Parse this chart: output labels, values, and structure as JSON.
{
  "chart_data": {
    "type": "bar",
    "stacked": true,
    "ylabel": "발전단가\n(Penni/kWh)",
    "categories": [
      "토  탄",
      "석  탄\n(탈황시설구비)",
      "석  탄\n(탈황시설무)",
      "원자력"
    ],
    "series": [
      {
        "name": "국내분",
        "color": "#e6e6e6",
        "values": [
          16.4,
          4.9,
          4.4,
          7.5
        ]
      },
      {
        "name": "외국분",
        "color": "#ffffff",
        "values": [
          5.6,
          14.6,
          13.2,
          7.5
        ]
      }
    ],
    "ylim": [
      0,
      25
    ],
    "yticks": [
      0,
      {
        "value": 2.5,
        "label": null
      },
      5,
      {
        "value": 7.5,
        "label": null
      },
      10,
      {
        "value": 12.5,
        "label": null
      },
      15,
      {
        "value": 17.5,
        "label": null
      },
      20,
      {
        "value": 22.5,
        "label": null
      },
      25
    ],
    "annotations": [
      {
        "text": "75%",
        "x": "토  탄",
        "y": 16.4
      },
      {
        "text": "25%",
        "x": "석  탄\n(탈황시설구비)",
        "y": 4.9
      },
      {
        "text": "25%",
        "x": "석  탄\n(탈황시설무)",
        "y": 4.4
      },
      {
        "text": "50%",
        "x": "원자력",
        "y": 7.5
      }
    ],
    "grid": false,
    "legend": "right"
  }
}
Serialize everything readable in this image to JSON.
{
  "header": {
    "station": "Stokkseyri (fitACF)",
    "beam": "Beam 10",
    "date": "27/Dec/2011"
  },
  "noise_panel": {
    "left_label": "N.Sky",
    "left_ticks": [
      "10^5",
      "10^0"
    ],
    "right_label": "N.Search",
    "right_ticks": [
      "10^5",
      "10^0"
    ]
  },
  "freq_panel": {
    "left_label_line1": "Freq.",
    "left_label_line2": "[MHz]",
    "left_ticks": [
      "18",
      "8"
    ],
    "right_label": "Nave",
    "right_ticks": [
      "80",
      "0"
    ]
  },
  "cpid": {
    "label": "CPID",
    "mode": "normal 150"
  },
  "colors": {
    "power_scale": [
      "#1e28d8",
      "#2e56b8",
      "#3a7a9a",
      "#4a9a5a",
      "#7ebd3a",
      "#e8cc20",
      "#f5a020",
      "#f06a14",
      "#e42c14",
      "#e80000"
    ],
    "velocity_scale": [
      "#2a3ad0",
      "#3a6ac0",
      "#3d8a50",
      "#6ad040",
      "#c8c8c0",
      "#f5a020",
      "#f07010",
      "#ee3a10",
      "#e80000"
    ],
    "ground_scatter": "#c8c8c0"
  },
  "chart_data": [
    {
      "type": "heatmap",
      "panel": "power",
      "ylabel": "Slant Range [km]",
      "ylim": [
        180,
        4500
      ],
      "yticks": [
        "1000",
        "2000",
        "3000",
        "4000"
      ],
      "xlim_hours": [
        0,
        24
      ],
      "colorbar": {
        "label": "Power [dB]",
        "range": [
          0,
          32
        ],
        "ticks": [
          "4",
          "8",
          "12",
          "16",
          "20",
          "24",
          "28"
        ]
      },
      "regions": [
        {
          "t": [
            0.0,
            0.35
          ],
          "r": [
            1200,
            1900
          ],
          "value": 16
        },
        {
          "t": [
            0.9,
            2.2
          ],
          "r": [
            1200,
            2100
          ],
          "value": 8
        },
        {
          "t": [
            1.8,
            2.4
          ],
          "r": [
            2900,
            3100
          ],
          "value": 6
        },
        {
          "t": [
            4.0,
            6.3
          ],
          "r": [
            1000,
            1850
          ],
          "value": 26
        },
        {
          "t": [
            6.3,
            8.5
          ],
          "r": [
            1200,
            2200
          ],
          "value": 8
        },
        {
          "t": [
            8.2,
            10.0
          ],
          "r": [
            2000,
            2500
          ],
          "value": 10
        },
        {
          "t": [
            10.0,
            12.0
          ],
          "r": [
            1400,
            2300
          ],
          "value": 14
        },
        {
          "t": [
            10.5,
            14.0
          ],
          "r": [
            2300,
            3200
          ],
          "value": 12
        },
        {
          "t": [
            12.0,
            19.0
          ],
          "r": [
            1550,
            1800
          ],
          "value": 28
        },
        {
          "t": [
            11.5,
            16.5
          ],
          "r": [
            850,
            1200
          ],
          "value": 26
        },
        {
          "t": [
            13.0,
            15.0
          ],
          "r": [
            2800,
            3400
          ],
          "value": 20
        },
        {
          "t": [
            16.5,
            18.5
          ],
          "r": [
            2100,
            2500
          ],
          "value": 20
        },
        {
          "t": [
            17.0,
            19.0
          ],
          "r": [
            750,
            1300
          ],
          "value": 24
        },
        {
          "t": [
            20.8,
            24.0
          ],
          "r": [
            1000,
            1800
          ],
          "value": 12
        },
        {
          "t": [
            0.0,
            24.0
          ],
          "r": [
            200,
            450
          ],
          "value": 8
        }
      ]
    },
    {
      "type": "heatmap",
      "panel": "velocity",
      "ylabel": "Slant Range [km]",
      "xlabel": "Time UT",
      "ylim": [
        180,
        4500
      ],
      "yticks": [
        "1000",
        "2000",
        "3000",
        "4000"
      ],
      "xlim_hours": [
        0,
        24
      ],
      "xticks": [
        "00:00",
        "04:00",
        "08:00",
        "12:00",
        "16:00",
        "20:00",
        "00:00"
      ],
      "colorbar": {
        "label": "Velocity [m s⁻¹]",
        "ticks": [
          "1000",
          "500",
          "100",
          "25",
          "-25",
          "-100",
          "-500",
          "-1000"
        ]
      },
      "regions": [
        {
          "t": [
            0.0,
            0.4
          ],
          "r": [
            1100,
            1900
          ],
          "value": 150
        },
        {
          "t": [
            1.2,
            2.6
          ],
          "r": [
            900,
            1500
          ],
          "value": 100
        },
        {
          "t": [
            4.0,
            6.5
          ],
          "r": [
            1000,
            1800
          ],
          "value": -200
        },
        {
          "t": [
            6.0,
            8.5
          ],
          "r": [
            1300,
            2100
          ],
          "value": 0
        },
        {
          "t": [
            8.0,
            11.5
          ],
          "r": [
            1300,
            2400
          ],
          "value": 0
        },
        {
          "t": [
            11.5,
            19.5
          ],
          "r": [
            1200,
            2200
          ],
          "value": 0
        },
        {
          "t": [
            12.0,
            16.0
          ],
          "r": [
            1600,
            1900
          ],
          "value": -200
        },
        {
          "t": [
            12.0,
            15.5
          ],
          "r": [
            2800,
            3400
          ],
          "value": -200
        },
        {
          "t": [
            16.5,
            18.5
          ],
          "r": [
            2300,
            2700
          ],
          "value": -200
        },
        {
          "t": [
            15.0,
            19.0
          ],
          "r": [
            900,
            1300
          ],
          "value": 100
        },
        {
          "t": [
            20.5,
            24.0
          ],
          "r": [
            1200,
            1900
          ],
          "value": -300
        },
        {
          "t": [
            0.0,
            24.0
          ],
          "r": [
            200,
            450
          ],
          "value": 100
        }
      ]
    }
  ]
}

**JOB**
Write out the whole listing exactly.

**SOLUTION TO THIS PROBLEM**
Parse this chart: output labels, values, and structure as JSON.
{
  "chart_data": {
    "type": "bar",
    "stacked": true,
    "ylabel": "발전단가\n(Penni/kWh)",
    "categories": [
      "토  탄",
      "석  탄\n(탈황시설구비)",
      "석  탄\n(탈황시설무)",
      "원자력"
    ],
    "series": [
      {
        "name": "국내분",
        "color": "#e6e6e6",
        "values": [
          16.4,
          4.9,
          4.4,
          7.5
        ]
      },
      {
        "name": "외국분",
        "color": "#ffffff",
        "values": [
          5.6,
          14.6,
          13.2,
          7.5
        ]
      }
    ],
    "ylim": [
      0,
      25
    ],
    "yticks": [
      0,
      {
        "value": 2.5,
        "label": null
      },
      5,
      {
        "value": 7.5,
        "label": null
      },
      10,
      {
        "value": 12.5,
        "label": null
      },
      15,
      {
        "value": 17.5,
        "label": null
      },
      20,
      {
        "value": 22.5,
        "label": null
      },
      25
    ],
    "annotations": [
      {
        "text": "75%",
        "x": "토  탄",
        "y": 16.4
      },
      {
        "text": "25%",
        "x": "석  탄\n(탈황시설구비)",
        "y": 4.9
      },
      {
        "text": "25%",
        "x": "석  탄\n(탈황시설무)",
        "y": 4.4
      },
      {
        "text": "50%",
        "x": "원자력",
        "y": 7.5
      }
    ],
    "grid": false,
    "legend": "right"
  }
}
Serialize everything readable in this image to JSON.
{
  "header": {
    "station": "Stokkseyri (fitACF)",
    "beam": "Beam 10",
    "date": "27/Dec/2011"
  },
  "noise_panel": {
    "left_label": "N.Sky",
    "left_ticks": [
      "10^5",
      "10^0"
    ],
    "right_label": "N.Search",
    "right_ticks": [
      "10^5",
      "10^0"
    ]
  },
  "freq_panel": {
    "left_label_line1": "Freq.",
    "left_label_line2": "[MHz]",
    "left_ticks": [
      "18",
      "8"
    ],
    "right_label": "Nave",
    "right_ticks": [
      "80",
      "0"
    ]
  },
  "cpid": {
    "label": "CPID",
    "mode": "normal 150"
  },
  "colors": {
    "power_scale": [
      "#1e28d8",
      "#2e56b8",
      "#3a7a9a",
      "#4a9a5a",
      "#7ebd3a",
      "#e8cc20",
      "#f5a020",
      "#f06a14",
      "#e42c14",
      "#e80000"
    ],
    "velocity_scale": [
      "#2a3ad0",
      "#3a6ac0",
      "#3d8a50",
      "#6ad040",
      "#c8c8c0",
      "#f5a020",
      "#f07010",
      "#ee3a10",
      "#e80000"
    ],
    "ground_scatter": "#c8c8c0"
  },
  "chart_data": [
    {
      "type": "heatmap",
      "panel": "power",
      "ylabel": "Slant Range [km]",
      "ylim": [
        180,
        4500
      ],
      "yticks": [
        "1000",
        "2000",
        "3000",
        "4000"
      ],
      "xlim_hours": [
        0,
        24
      ],
      "colorbar": {
        "label": "Power [dB]",
        "range": [
          0,
          32
        ],
        "ticks": [
          "4",
          "8",
          "12",
          "16",
          "20",
          "24",
          "28"
        ]
      },
      "regions": [
        {
          "t": [
            0.0,
            0.35
          ],
          "r": [
            1200,
            1900
          ],
          "value": 16
        },
        {
          "t": [
            0.9,
            2.2
          ],
          "r": [
            1200,
            2100
          ],
          "value": 8
        },
        {
          "t": [
            1.8,
            2.4
          ],
          "r": [
            2900,
            3100
          ],
          "value": 6
        },
        {
          "t": [
            4.0,
            6.3
          ],
          "r": [
            1000,
            1850
          ],
          "value": 26
        },
        {
          "t": [
            6.3,
            8.5
          ],
          "r": [
            1200,
            2200
          ],
          "value": 8
        },
        {
          "t": [
            8.2,
            10.0
          ],
          "r": [
            2000,
            2500
          ],
          "value": 10
        },
        {
          "t": [
            10.0,
            12.0
          ],
          "r": [
            1400,
            2300
          ],
          "value": 14
        },
        {
          "t": [
            10.5,
            14.0
          ],
          "r": [
            2300,
            3200
          ],
          "value": 12
        },
        {
          "t": [
            12.0,
            19.0
          ],
          "r": [
            1550,
            1800
          ],
          "value": 28
        },
        {
          "t": [
            11.5,
            16.5
          ],
          "r": [
            850,
            1200
          ],
          "value": 26
        },
        {
          "t": [
            13.0,
            15.0
          ],
          "r": [
            2800,
            3400
          ],
          "value": 20
        },
        {
          "t": [
            16.5,
            18.5
          ],
          "r": [
            2100,
            2500
          ],
          "value": 20
        },
        {
          "t": [
            17.0,
            19.0
          ],
          "r": [
            750,
            1300
          ],
          "value": 24
        },
        {
          "t": [
            20.8,
            24.0
          ],
          "r": [
            1000,
            1800
          ],
          "value": 12
        },
        {
          "t": [
            0.0,
            24.0
          ],
          "r": [
            200,
            450
          ],
          "value": 8
        }
      ]
    },
    {
      "type": "heatmap",
      "panel": "velocity",
      "ylabel": "Slant Range [km]",
      "xlabel": "Time UT",
      "ylim": [
        180,
        4500
      ],
      "yticks": [
        "1000",
        "2000",
        "3000",
        "4000"
      ],
      "xlim_hours": [
        0,
        24
      ],
      "xticks": [
        "00:00",
        "04:00",
        "08:00",
        "12:00",
        "16:00",
        "20:00",
        "00:00"
      ],
      "colorbar": {
        "label": "Velocity [m s⁻¹]",
        "ticks": [
          "1000",
          "500",
          "100",
          "25",
          "-25",
          "-100",
          "-500",
          "-1000"
        ]
      },
      "regions": [
        {
          "t": [
            0.0,
            0.4
          ],
          "r": [
            1100,
            1900
          ],
          "value": 150
        },
        {
          "t": [
            1.2,
            2.6
          ],
          "r": [
            900,
            1500
          ],
          "value": 100
        },
        {
          "t": [
            4.0,
            6.5
          ],
          "r": [
            1000,
            1800
          ],
          "value": -200
        },
        {
          "t": [
            6.0,
            8.5
          ],
          "r": [
            1300,
            2100
          ],
          "value": 0
        },
        {
          "t": [
            8.0,
            11.5
          ],
          "r": [
            1300,
            2400
          ],
          "value": 0
        },
        {
          "t": [
            11.5,
            19.5
          ],
          "r": [
            1200,
            2200
          ],
          "value": 0
        },
        {
          "t": [
            12.0,
            16.0
          ],
          "r": [
            1600,
            1900
          ],
          "value": -200
        },
        {
          "t": [
            12.0,
            15.5
          ],
          "r": [
            2800,
            3400
          ],
          "value": -200
        },
        {
          "t": [
            16.5,
            18.5
          ],
          "r": [
            2300,
            2700
          ],
          "value": -200
        },
        {
          "t": [
            15.0,
            19.0
          ],
          "r": [
            900,
            1300
          ],
          "value": 100
        },
        {
          "t": [
            20.5,
            24.0
          ],
          "r": [
            1200,
            1900
          ],
          "value": -300
        },
        {
          "t": [
            0.0,
            24.0
          ],
          "r": [
            200,
            450
          ],
          "value": 100
        }
      ]
    }
  ]
}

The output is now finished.